— START Task material —
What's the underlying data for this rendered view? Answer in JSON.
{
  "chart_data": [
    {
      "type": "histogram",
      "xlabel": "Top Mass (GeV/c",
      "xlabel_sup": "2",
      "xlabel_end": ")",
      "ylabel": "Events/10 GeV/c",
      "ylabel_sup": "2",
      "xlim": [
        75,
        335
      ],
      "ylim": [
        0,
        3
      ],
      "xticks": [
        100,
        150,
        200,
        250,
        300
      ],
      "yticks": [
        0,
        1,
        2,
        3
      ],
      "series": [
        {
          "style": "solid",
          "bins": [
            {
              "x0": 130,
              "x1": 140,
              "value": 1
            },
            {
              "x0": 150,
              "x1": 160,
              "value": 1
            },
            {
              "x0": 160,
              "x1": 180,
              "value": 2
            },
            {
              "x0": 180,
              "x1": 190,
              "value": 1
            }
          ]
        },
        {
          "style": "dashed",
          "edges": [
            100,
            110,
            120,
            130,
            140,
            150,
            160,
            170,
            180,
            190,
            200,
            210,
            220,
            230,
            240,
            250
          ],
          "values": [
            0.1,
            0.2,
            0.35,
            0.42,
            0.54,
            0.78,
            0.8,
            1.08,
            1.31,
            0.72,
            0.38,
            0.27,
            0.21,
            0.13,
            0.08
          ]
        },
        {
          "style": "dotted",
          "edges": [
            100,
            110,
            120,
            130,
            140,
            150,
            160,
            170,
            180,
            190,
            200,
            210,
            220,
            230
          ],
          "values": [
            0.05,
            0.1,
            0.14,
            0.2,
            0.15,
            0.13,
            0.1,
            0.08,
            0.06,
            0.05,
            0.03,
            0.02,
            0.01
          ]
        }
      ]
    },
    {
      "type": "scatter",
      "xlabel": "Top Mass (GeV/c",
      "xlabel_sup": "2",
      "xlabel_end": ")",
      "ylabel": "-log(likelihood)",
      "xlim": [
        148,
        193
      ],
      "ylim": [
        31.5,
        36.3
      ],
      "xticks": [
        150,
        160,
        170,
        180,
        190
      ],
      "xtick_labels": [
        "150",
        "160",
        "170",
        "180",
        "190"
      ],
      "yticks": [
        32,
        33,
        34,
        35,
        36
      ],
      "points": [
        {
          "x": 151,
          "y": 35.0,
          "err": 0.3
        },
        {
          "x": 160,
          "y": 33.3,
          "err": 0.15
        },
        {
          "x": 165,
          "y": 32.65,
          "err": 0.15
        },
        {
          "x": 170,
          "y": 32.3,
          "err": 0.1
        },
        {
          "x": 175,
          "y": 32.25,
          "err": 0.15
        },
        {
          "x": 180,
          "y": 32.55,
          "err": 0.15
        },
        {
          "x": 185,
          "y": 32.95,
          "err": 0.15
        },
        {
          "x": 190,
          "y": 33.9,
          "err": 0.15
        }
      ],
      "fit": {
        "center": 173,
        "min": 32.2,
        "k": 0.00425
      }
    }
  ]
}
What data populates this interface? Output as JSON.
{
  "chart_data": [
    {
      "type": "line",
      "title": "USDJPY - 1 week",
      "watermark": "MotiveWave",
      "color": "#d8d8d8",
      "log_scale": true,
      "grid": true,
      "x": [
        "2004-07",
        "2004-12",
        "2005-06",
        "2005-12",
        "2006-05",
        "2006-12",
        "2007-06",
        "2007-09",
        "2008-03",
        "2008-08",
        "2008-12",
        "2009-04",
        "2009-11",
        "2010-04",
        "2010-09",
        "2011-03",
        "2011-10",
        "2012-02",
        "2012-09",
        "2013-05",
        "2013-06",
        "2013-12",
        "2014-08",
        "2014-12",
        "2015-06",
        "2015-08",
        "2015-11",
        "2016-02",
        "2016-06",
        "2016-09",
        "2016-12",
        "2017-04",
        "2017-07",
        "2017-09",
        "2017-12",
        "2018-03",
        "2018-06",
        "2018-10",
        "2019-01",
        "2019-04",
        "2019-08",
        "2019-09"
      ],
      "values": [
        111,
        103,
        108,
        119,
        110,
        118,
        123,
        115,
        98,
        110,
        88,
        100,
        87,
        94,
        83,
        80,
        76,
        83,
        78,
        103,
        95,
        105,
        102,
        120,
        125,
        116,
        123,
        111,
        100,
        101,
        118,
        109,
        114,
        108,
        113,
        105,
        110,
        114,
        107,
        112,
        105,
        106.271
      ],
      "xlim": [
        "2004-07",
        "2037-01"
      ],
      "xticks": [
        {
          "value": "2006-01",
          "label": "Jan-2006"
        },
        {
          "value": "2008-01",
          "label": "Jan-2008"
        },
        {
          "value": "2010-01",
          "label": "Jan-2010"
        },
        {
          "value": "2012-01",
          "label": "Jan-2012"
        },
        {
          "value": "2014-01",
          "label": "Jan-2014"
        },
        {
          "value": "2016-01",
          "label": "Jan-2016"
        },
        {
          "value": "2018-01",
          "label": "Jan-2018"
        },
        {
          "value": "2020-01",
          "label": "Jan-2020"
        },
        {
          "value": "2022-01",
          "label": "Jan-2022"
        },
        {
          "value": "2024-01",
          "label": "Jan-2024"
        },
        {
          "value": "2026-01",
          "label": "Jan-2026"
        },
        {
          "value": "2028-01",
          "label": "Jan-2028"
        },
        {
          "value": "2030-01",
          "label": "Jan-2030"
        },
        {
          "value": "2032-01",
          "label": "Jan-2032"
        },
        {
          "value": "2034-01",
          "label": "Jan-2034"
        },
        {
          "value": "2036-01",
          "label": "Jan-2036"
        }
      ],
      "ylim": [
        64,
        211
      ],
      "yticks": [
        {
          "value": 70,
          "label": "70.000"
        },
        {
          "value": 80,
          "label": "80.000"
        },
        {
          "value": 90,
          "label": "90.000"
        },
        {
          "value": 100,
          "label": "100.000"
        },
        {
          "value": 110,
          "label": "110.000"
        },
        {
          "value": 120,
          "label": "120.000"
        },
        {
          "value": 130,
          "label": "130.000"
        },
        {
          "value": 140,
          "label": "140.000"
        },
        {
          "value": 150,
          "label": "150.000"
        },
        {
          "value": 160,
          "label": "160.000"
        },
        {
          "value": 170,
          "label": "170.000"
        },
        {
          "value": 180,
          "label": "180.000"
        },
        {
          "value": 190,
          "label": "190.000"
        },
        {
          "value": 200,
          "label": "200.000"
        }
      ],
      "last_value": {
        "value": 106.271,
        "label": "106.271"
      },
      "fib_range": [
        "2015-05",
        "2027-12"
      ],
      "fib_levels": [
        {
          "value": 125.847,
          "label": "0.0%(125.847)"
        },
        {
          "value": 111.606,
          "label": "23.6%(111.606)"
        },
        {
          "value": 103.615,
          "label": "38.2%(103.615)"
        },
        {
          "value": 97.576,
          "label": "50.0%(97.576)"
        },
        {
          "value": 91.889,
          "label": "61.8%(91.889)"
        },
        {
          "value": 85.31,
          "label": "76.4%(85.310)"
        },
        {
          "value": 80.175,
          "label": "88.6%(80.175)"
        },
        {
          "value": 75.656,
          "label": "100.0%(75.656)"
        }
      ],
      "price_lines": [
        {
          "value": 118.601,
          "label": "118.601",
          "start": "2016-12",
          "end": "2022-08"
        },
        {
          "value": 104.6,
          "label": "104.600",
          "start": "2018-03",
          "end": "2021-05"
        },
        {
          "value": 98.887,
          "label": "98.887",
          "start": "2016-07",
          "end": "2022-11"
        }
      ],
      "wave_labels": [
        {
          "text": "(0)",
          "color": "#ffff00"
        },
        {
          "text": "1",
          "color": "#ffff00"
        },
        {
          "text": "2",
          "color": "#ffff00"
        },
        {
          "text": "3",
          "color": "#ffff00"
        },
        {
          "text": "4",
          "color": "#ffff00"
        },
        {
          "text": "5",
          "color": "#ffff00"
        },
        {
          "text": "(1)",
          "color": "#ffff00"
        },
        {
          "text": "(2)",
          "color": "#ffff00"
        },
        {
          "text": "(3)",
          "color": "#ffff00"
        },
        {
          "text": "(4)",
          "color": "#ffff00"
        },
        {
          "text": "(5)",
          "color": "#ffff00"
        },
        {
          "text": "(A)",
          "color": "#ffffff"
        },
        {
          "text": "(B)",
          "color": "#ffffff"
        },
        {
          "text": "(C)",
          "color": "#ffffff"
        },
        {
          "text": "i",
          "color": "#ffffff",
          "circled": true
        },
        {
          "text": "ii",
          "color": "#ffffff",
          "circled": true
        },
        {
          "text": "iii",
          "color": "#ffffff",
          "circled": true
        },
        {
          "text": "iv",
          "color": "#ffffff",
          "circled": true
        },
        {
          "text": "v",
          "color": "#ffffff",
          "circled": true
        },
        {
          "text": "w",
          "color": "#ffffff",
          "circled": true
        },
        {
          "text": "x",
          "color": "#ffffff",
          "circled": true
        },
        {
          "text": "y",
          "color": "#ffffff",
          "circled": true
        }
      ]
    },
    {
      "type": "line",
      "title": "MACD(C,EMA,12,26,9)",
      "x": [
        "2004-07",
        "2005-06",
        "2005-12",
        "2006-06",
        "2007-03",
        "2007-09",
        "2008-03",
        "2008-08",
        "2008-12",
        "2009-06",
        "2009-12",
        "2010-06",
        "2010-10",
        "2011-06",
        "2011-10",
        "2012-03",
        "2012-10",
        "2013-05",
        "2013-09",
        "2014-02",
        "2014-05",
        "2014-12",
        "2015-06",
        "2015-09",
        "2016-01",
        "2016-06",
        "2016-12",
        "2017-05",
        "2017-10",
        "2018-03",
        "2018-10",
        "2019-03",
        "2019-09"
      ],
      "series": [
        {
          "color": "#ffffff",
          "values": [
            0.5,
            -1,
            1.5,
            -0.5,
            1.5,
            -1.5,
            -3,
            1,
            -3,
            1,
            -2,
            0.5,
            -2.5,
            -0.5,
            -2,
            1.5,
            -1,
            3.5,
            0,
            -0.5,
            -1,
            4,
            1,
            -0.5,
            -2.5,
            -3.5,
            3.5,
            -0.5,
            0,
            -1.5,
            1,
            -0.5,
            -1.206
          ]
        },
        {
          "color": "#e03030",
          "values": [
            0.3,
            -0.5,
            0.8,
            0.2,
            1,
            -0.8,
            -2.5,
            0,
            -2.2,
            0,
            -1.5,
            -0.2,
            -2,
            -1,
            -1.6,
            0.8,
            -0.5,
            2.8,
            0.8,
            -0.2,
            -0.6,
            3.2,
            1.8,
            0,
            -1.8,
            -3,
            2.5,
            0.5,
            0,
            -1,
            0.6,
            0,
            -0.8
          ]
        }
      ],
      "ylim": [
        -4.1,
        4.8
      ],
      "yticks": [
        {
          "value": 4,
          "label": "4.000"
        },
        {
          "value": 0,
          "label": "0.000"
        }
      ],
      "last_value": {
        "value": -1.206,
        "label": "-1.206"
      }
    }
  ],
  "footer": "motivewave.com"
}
— END Task material —
▶ **What you have to do**: From the material above, copy each line that includes the word "style".

▶ **Task response**:
          "style": "solid",
          "style": "dashed",
          "style": "dotted",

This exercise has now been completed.